■ Stated exercise:
Reproduce the following material exactly, including every line.

--- BEGIN Provided information ---

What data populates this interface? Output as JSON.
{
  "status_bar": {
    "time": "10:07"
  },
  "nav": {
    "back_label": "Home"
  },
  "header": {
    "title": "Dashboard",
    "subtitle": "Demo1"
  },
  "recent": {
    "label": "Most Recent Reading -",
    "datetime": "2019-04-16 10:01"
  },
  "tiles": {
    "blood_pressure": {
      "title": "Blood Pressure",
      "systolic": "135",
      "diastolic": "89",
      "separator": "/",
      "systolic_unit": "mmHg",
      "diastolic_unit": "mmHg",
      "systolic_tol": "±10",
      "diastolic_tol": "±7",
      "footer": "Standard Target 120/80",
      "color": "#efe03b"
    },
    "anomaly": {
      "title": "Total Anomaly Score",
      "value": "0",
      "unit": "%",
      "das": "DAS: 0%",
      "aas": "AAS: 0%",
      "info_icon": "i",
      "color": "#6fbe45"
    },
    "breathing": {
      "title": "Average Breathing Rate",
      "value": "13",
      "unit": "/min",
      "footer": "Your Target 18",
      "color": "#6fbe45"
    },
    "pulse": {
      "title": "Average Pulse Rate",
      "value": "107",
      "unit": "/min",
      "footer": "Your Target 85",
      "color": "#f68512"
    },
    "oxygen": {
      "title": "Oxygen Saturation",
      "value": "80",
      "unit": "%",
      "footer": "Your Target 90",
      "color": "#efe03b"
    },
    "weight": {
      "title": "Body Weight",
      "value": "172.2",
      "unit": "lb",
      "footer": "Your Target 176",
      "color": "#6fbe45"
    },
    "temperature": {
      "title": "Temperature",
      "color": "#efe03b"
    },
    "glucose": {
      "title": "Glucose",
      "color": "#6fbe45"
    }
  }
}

--- END Provided information ---

■ Complete response:
What data populates this interface? Output as JSON.
{
  "status_bar": {
    "time": "10:07"
  },
  "nav": {
    "back_label": "Home"
  },
  "header": {
    "title": "Dashboard",
    "subtitle": "Demo1"
  },
  "recent": {
    "label": "Most Recent Reading -",
    "datetime": "2019-04-16 10:01"
  },
  "tiles": {
    "blood_pressure": {
      "title": "Blood Pressure",
      "systolic": "135",
      "diastolic": "89",
      "separator": "/",
      "systolic_unit": "mmHg",
      "diastolic_unit": "mmHg",
      "systolic_tol": "±10",
      "diastolic_tol": "±7",
      "footer": "Standard Target 120/80",
      "color": "#efe03b"
    },
    "anomaly": {
      "title": "Total Anomaly Score",
      "value": "0",
      "unit": "%",
      "das": "DAS: 0%",
      "aas": "AAS: 0%",
      "info_icon": "i",
      "color": "#6fbe45"
    },
    "breathing": {
      "title": "Average Breathing Rate",
      "value": "13",
      "unit": "/min",
      "footer": "Your Target 18",
      "color": "#6fbe45"
    },
    "pulse": {
      "title": "Average Pulse Rate",
      "value": "107",
      "unit": "/min",
      "footer": "Your Target 85",
      "color": "#f68512"
    },
    "oxygen": {
      "title": "Oxygen Saturation",
      "value": "80",
      "unit": "%",
      "footer": "Your Target 90",
      "color": "#efe03b"
    },
    "weight": {
      "title": "Body Weight",
      "value": "172.2",
      "unit": "lb",
      "footer": "Your Target 176",
      "color": "#6fbe45"
    },
    "temperature": {
      "title": "Temperature",
      "color": "#efe03b"
    },
    "glucose": {
      "title": "Glucose",
      "color": "#6fbe45"
    }
  }
}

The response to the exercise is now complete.